*Aim:* Among the following entries, count the lines that contain "JSON" and report only the result.

*Source material:*
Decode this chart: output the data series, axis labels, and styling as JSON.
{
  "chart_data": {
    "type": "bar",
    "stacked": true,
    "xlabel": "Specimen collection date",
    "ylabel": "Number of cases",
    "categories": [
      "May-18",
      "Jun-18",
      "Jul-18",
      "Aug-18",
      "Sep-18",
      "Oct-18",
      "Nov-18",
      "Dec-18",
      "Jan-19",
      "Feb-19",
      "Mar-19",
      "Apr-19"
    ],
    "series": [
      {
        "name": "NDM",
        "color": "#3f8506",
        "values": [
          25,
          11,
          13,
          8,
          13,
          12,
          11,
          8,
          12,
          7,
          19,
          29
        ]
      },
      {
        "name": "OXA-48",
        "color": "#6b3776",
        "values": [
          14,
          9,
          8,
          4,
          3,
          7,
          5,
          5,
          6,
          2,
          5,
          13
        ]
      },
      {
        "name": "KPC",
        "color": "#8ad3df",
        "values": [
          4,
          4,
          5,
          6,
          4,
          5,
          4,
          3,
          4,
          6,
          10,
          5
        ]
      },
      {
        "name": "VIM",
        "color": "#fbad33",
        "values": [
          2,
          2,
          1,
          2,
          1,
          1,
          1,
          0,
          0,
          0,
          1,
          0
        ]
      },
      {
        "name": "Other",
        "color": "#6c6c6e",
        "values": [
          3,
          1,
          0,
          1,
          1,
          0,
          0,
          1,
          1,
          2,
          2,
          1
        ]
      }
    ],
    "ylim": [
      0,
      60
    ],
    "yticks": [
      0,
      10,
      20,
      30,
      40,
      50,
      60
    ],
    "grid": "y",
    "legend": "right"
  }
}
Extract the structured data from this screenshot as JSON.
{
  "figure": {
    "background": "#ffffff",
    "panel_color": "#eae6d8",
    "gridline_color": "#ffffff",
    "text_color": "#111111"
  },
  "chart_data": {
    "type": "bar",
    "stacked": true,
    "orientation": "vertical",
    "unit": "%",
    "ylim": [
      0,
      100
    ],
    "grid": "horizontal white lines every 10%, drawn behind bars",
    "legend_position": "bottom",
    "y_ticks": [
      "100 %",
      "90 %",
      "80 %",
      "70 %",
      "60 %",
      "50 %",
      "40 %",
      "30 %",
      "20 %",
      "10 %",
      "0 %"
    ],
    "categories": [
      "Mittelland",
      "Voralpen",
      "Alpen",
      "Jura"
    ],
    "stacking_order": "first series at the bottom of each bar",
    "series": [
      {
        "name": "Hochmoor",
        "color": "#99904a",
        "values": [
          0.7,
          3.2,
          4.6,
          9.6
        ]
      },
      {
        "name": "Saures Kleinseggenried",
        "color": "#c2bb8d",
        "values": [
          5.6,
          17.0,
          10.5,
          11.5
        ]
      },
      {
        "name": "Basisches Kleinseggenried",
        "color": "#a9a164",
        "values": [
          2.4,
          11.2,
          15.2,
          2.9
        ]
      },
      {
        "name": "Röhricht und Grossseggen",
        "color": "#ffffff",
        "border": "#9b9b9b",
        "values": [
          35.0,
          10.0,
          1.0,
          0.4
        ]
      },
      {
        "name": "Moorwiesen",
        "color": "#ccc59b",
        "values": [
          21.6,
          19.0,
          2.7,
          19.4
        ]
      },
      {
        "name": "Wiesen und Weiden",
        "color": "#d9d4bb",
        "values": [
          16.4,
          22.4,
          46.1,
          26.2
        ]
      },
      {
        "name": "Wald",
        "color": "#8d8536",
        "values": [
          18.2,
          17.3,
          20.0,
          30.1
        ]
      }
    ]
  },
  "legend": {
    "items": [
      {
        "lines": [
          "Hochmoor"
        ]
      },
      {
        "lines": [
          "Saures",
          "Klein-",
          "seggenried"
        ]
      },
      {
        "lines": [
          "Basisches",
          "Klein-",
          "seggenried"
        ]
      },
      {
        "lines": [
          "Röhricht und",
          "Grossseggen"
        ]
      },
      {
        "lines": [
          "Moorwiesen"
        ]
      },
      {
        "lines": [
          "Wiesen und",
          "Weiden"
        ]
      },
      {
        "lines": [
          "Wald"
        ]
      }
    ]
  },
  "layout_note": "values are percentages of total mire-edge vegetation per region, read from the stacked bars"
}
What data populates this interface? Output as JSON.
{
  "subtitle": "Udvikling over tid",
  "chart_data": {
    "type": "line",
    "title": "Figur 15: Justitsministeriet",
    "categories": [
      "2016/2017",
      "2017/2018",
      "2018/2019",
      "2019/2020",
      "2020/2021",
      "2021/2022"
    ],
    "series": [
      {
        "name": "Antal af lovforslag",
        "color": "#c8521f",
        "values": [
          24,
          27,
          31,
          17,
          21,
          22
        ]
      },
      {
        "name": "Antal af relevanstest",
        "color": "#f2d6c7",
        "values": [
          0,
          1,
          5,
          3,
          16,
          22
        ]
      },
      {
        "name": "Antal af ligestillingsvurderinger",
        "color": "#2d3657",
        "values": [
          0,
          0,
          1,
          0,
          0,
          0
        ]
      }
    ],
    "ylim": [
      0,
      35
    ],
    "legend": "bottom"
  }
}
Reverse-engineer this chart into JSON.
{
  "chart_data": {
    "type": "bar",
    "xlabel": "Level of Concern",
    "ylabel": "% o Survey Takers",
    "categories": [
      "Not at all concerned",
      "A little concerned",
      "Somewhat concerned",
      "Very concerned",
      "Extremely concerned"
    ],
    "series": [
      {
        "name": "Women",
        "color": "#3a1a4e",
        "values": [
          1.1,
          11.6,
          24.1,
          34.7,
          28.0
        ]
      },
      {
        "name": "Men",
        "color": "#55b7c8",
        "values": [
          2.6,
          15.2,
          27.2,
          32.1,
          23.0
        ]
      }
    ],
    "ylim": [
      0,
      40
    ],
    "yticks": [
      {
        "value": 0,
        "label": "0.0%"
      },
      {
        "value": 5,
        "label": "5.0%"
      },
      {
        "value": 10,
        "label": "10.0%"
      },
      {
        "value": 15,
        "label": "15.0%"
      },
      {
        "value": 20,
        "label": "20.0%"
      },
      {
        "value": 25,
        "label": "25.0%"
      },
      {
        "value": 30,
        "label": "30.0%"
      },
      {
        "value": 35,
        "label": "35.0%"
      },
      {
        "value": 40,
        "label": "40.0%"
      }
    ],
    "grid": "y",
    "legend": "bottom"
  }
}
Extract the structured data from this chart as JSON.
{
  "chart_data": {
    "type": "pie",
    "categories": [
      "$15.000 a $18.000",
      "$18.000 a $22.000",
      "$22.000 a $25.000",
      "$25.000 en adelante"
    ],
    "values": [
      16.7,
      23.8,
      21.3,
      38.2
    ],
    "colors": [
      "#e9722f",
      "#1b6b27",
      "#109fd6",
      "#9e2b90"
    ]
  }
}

*Final result:* 5